Excerpt from a dataset
▼▼▼
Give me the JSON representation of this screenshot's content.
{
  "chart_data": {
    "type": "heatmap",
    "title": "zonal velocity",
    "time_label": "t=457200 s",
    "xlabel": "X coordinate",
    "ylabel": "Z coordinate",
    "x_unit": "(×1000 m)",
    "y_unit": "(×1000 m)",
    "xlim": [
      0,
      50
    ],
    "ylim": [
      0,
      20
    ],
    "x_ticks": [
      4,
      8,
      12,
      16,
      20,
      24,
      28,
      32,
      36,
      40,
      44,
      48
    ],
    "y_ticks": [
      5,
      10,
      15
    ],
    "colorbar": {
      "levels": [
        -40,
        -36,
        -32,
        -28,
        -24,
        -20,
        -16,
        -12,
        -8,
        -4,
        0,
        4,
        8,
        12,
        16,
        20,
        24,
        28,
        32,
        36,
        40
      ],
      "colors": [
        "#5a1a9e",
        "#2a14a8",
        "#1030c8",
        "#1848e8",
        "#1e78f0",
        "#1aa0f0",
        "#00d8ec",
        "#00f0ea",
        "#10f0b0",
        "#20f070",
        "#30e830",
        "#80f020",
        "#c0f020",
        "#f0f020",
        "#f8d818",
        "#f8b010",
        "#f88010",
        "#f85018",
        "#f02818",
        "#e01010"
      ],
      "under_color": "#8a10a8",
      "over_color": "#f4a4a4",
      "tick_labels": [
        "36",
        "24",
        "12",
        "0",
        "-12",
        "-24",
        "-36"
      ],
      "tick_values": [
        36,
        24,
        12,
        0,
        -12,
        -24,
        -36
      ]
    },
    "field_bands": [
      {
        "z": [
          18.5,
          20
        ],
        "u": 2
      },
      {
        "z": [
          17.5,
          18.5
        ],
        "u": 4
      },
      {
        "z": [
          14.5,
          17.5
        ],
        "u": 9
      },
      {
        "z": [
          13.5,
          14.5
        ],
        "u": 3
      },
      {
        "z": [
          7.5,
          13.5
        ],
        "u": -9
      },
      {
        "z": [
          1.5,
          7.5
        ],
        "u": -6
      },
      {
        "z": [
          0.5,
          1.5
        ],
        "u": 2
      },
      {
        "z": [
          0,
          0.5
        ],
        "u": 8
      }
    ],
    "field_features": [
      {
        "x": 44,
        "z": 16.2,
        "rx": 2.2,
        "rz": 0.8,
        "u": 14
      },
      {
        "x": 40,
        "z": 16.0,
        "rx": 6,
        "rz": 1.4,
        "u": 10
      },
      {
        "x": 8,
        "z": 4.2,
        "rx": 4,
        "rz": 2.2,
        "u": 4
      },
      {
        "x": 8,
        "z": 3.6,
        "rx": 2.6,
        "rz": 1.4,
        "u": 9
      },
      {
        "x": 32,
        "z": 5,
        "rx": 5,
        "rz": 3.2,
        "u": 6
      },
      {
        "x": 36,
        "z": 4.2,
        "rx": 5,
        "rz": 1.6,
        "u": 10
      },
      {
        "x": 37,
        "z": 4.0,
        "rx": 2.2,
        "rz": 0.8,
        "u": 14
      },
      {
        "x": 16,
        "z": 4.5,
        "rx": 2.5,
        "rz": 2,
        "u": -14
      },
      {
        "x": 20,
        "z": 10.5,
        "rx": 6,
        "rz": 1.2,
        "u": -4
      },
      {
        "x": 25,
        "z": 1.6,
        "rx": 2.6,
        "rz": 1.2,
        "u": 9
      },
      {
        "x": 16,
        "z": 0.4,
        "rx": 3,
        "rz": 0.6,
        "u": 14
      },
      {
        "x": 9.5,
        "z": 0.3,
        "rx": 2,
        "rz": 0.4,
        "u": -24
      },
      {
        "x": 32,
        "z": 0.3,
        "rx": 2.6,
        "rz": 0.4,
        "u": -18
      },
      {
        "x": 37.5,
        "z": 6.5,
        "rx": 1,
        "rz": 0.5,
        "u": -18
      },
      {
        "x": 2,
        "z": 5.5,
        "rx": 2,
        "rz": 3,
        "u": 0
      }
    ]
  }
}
▲▲▲
--- WRITTEN EXERCISE ---
Return the lines of the records that include the string "coordinate".

--- SOLUTION TO THIS PROBLEM ---
    "xlabel": "X coordinate",
    "ylabel": "Z coordinate",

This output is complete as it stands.